Write out the material exactly, with the pictures left out.
··· The data
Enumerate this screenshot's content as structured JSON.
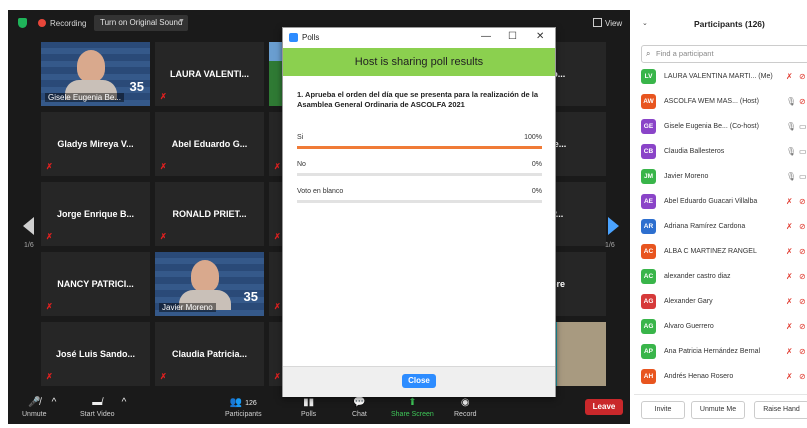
{
  "topbar": {
    "recording_label": "Recording",
    "original_sound_label": "Turn on Original Sound",
    "view_label": "View"
  },
  "grid": {
    "page_left": "1/6",
    "page_right": "1/6",
    "tiles": [
      {
        "name": "Gisele Eugenia Be...",
        "kind": "video",
        "badge": "35",
        "active": true
      },
      {
        "name": "LAURA VALENTI...",
        "kind": "name"
      },
      {
        "name": "",
        "kind": "nature"
      },
      {
        "name": "Soto...",
        "kind": "name"
      },
      {
        "name": "Gladys Mireya V...",
        "kind": "name"
      },
      {
        "name": "Abel Eduardo G...",
        "kind": "name"
      },
      {
        "name": "",
        "kind": "name"
      },
      {
        "name": "rigue...",
        "kind": "name"
      },
      {
        "name": "Jorge Enrique B...",
        "kind": "name"
      },
      {
        "name": "RONALD PRIET...",
        "kind": "name"
      },
      {
        "name": "",
        "kind": "name"
      },
      {
        "name": "ÍA P...",
        "kind": "name"
      },
      {
        "name": "NANCY PATRICI...",
        "kind": "name"
      },
      {
        "name": "Javier Moreno",
        "kind": "video",
        "badge": "35"
      },
      {
        "name": "",
        "kind": "name"
      },
      {
        "name": "l Libre",
        "kind": "name"
      },
      {
        "name": "José Luis Sando...",
        "kind": "name"
      },
      {
        "name": "Claudia Patricia...",
        "kind": "name"
      },
      {
        "name": "",
        "kind": "name"
      },
      {
        "name": "",
        "kind": "room"
      }
    ]
  },
  "poll": {
    "window_title": "Polls",
    "banner": "Host is sharing poll results",
    "question": "1. Aprueba el orden del día que se presenta para la realización de la Asamblea General Ordinaria de ASCOLFA 2021",
    "options": [
      {
        "label": "Si",
        "percent_label": "100%",
        "percent": 100
      },
      {
        "label": "No",
        "percent_label": "0%",
        "percent": 0
      },
      {
        "label": "Voto en blanco",
        "percent_label": "0%",
        "percent": 0
      }
    ],
    "close_label": "Close"
  },
  "toolbar": {
    "unmute": "Unmute",
    "start_video": "Start Video",
    "participants": "Participants",
    "participants_count": "126",
    "polls": "Polls",
    "chat": "Chat",
    "share_screen": "Share Screen",
    "record": "Record",
    "leave": "Leave"
  },
  "panel": {
    "title": "Participants (126)",
    "search_placeholder": "Find a participant",
    "participants": [
      {
        "initials": "LV",
        "color": "#39b54a",
        "name": "LAURA VALENTINA MARTI...",
        "tag": "(Me)",
        "mic_on": false,
        "video_on": false
      },
      {
        "initials": "AW",
        "color": "#e8551f",
        "name": "ASCOLFA WEM MAS...",
        "tag": "(Host)",
        "mic_on": true,
        "video_on": false
      },
      {
        "initials": "GE",
        "color": "#8a44c8",
        "name": "Gisele Eugenia Be...",
        "tag": "(Co-host)",
        "mic_on": true,
        "video_on": true
      },
      {
        "initials": "CB",
        "color": "#8a44c8",
        "name": "Claudia Ballesteros",
        "tag": "",
        "mic_on": true,
        "video_on": true
      },
      {
        "initials": "JM",
        "color": "#39b54a",
        "name": "Javier Moreno",
        "tag": "",
        "mic_on": true,
        "video_on": true
      },
      {
        "initials": "AE",
        "color": "#8a44c8",
        "name": "Abel Eduardo Guacari Villalba",
        "tag": "",
        "mic_on": false,
        "video_on": false
      },
      {
        "initials": "AR",
        "color": "#2d6fcf",
        "name": "Adriana Ramírez Cardona",
        "tag": "",
        "mic_on": false,
        "video_on": false
      },
      {
        "initials": "AC",
        "color": "#e8551f",
        "name": "ALBA C MARTINEZ RANGEL",
        "tag": "",
        "mic_on": false,
        "video_on": false
      },
      {
        "initials": "AC",
        "color": "#39b54a",
        "name": "alexander castro diaz",
        "tag": "",
        "mic_on": false,
        "video_on": false
      },
      {
        "initials": "AG",
        "color": "#d63a3a",
        "name": "Alexander Gary",
        "tag": "",
        "mic_on": false,
        "video_on": false
      },
      {
        "initials": "AG",
        "color": "#39b54a",
        "name": "Alvaro Guerrero",
        "tag": "",
        "mic_on": false,
        "video_on": false
      },
      {
        "initials": "AP",
        "color": "#39b54a",
        "name": "Ana Patricia Hernández Bernal",
        "tag": "",
        "mic_on": false,
        "video_on": false
      },
      {
        "initials": "AH",
        "color": "#e8551f",
        "name": "Andrés Henao Rosero",
        "tag": "",
        "mic_on": false,
        "video_on": false
      }
    ],
    "invite": "Invite",
    "unmute_me": "Unmute Me",
    "raise_hand": "Raise Hand"
  }
}
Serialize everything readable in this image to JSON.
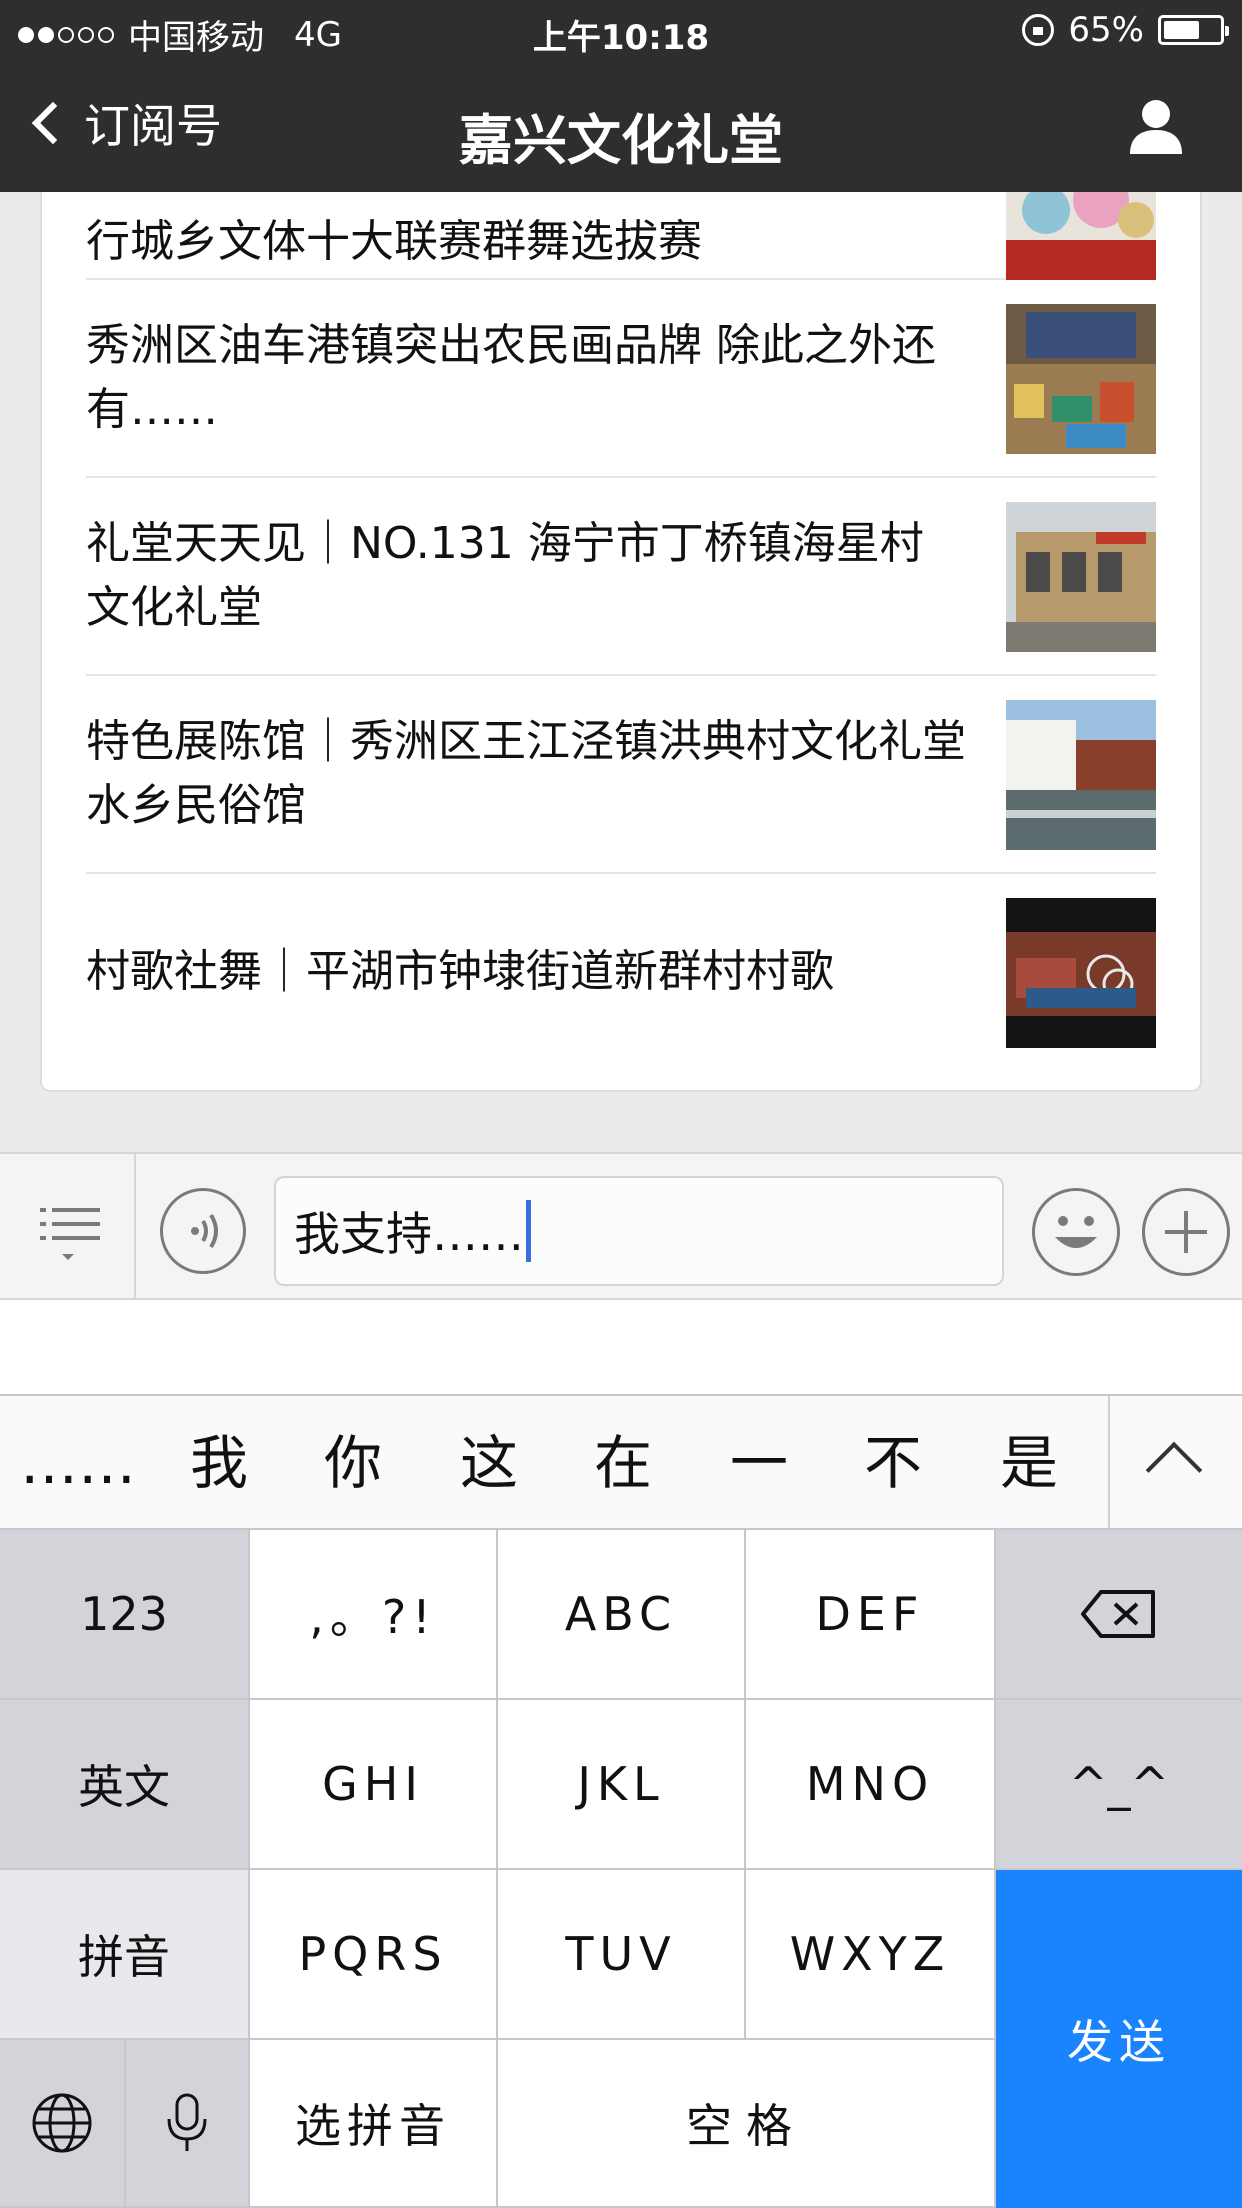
{
  "status_bar": {
    "carrier": "中国移动",
    "network": "4G",
    "time": "上午10:18",
    "battery": "65%",
    "battery_level": 0.65
  },
  "nav": {
    "back_label": "订阅号",
    "title": "嘉兴文化礼堂"
  },
  "articles": [
    {
      "title": "行城乡文体十大联赛群舞选拔赛"
    },
    {
      "title": "秀洲区油车港镇突出农民画品牌 除此之外还有……"
    },
    {
      "title": "礼堂天天见｜NO.131 海宁市丁桥镇海星村文化礼堂"
    },
    {
      "title": "特色展陈馆｜秀洲区王江泾镇洪典村文化礼堂水乡民俗馆"
    },
    {
      "title": "村歌社舞｜平湖市钟埭街道新群村村歌"
    }
  ],
  "input": {
    "value": "我支持……"
  },
  "candidates": [
    "……",
    "我",
    "你",
    "这",
    "在",
    "一",
    "不",
    "是"
  ],
  "keyboard": {
    "num": "123",
    "punct": ",。?!",
    "abc": "ABC",
    "def": "DEF",
    "en": "英文",
    "ghi": "GHI",
    "jkl": "JKL",
    "mno": "MNO",
    "emoticon": "^_^",
    "pinyin": "拼音",
    "pqrs": "PQRS",
    "tuv": "TUV",
    "wxyz": "WXYZ",
    "send": "发送",
    "select_pinyin": "选拼音",
    "space": "空格"
  },
  "colors": {
    "bar": "#2e2e30",
    "send": "#1a84ff",
    "caret": "#3b6fe0"
  }
}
······
§ Final result:
Enumerate this screenshot's content as structured JSON.
{
  "topbar": {
    "recording_label": "Recording",
    "original_sound_label": "Turn on Original Sound",
    "view_label": "View"
  },
  "grid": {
    "page_left": "1/6",
    "page_right": "1/6",
    "tiles": [
      {
        "name": "Gisele Eugenia Be...",
        "kind": "video",
        "badge": "35",
        "active": true
      },
      {
        "name": "LAURA VALENTI...",
        "kind": "name"
      },
      {
        "name": "",
        "kind": "nature"
      },
      {
        "name": "Soto...",
        "kind": "name"
      },
      {
        "name": "Gladys Mireya V...",
        "kind": "name"
      },
      {
        "name": "Abel Eduardo G...",
        "kind": "name"
      },
      {
        "name": "",
        "kind": "name"
      },
      {
        "name": "rigue...",
        "kind": "name"
      },
      {
        "name": "Jorge Enrique B...",
        "kind": "name"
      },
      {
        "name": "RONALD PRIET...",
        "kind": "name"
      },
      {
        "name": "",
        "kind": "name"
      },
      {
        "name": "ÍA P...",
        "kind": "name"
      },
      {
        "name": "NANCY PATRICI...",
        "kind": "name"
      },
      {
        "name": "Javier Moreno",
        "kind": "video",
        "badge": "35"
      },
      {
        "name": "",
        "kind": "name"
      },
      {
        "name": "l Libre",
        "kind": "name"
      },
      {
        "name": "José Luis Sando...",
        "kind": "name"
      },
      {
        "name": "Claudia Patricia...",
        "kind": "name"
      },
      {
        "name": "",
        "kind": "name"
      },
      {
        "name": "",
        "kind": "room"
      }
    ]
  },
  "poll": {
    "window_title": "Polls",
    "banner": "Host is sharing poll results",
    "question": "1. Aprueba el orden del día que se presenta para la realización de la Asamblea General Ordinaria de ASCOLFA 2021",
    "options": [
      {
        "label": "Si",
        "percent_label": "100%",
        "percent": 100
      },
      {
        "label": "No",
        "percent_label": "0%",
        "percent": 0
      },
      {
        "label": "Voto en blanco",
        "percent_label": "0%",
        "percent": 0
      }
    ],
    "close_label": "Close"
  },
  "toolbar": {
    "unmute": "Unmute",
    "start_video": "Start Video",
    "participants": "Participants",
    "participants_count": "126",
    "polls": "Polls",
    "chat": "Chat",
    "share_screen": "Share Screen",
    "record": "Record",
    "leave": "Leave"
  },
  "panel": {
    "title": "Participants (126)",
    "search_placeholder": "Find a participant",
    "participants": [
      {
        "initials": "LV",
        "color": "#39b54a",
        "name": "LAURA VALENTINA MARTI...",
        "tag": "(Me)",
        "mic_on": false,
        "video_on": false
      },
      {
        "initials": "AW",
        "color": "#e8551f",
        "name": "ASCOLFA WEM MAS...",
        "tag": "(Host)",
        "mic_on": true,
        "video_on": false
      },
      {
        "initials": "GE",
        "color": "#8a44c8",
        "name": "Gisele Eugenia Be...",
        "tag": "(Co-host)",
        "mic_on": true,
        "video_on": true
      },
      {
        "initials": "CB",
        "color": "#8a44c8",
        "name": "Claudia Ballesteros",
        "tag": "",
        "mic_on": true,
        "video_on": true
      },
      {
        "initials": "JM",
        "color": "#39b54a",
        "name": "Javier Moreno",
        "tag": "",
        "mic_on": true,
        "video_on": true
      },
      {
        "initials": "AE",
        "color": "#8a44c8",
        "name": "Abel Eduardo Guacari Villalba",
        "tag": "",
        "mic_on": false,
        "video_on": false
      },
      {
        "initials": "AR",
        "color": "#2d6fcf",
        "name": "Adriana Ramírez Cardona",
        "tag": "",
        "mic_on": false,
        "video_on": false
      },
      {
        "initials": "AC",
        "color": "#e8551f",
        "name": "ALBA C MARTINEZ RANGEL",
        "tag": "",
        "mic_on": false,
        "video_on": false
      },
      {
        "initials": "AC",
        "color": "#39b54a",
        "name": "alexander castro diaz",
        "tag": "",
        "mic_on": false,
        "video_on": false
      },
      {
        "initials": "AG",
        "color": "#d63a3a",
        "name": "Alexander Gary",
        "tag": "",
        "mic_on": false,
        "video_on": false
      },
      {
        "initials": "AG",
        "color": "#39b54a",
        "name": "Alvaro Guerrero",
        "tag": "",
        "mic_on": false,
        "video_on": false
      },
      {
        "initials": "AP",
        "color": "#39b54a",
        "name": "Ana Patricia Hernández Bernal",
        "tag": "",
        "mic_on": false,
        "video_on": false
      },
      {
        "initials": "AH",
        "color": "#e8551f",
        "name": "Andrés Henao Rosero",
        "tag": "",
        "mic_on": false,
        "video_on": false
      }
    ],
    "invite": "Invite",
    "unmute_me": "Unmute Me",
    "raise_hand": "Raise Hand"
  }
}
Serialize everything readable in this image to JSON.
{
  "status_bar": {
    "carrier": "中国移动",
    "network": "4G",
    "time": "上午10:18",
    "battery": "65%",
    "battery_level": 0.65
  },
  "nav": {
    "back_label": "订阅号",
    "title": "嘉兴文化礼堂"
  },
  "articles": [
    {
      "title": "行城乡文体十大联赛群舞选拔赛"
    },
    {
      "title": "秀洲区油车港镇突出农民画品牌 除此之外还有……"
    },
    {
      "title": "礼堂天天见｜NO.131 海宁市丁桥镇海星村文化礼堂"
    },
    {
      "title": "特色展陈馆｜秀洲区王江泾镇洪典村文化礼堂水乡民俗馆"
    },
    {
      "title": "村歌社舞｜平湖市钟埭街道新群村村歌"
    }
  ],
  "input": {
    "value": "我支持……"
  },
  "candidates": [
    "……",
    "我",
    "你",
    "这",
    "在",
    "一",
    "不",
    "是"
  ],
  "keyboard": {
    "num": "123",
    "punct": ",。?!",
    "abc": "ABC",
    "def": "DEF",
    "en": "英文",
    "ghi": "GHI",
    "jkl": "JKL",
    "mno": "MNO",
    "emoticon": "^_^",
    "pinyin": "拼音",
    "pqrs": "PQRS",
    "tuv": "TUV",
    "wxyz": "WXYZ",
    "send": "发送",
    "select_pinyin": "选拼音",
    "space": "空格"
  },
  "colors": {
    "bar": "#2e2e30",
    "send": "#1a84ff",
    "caret": "#3b6fe0"
  }
}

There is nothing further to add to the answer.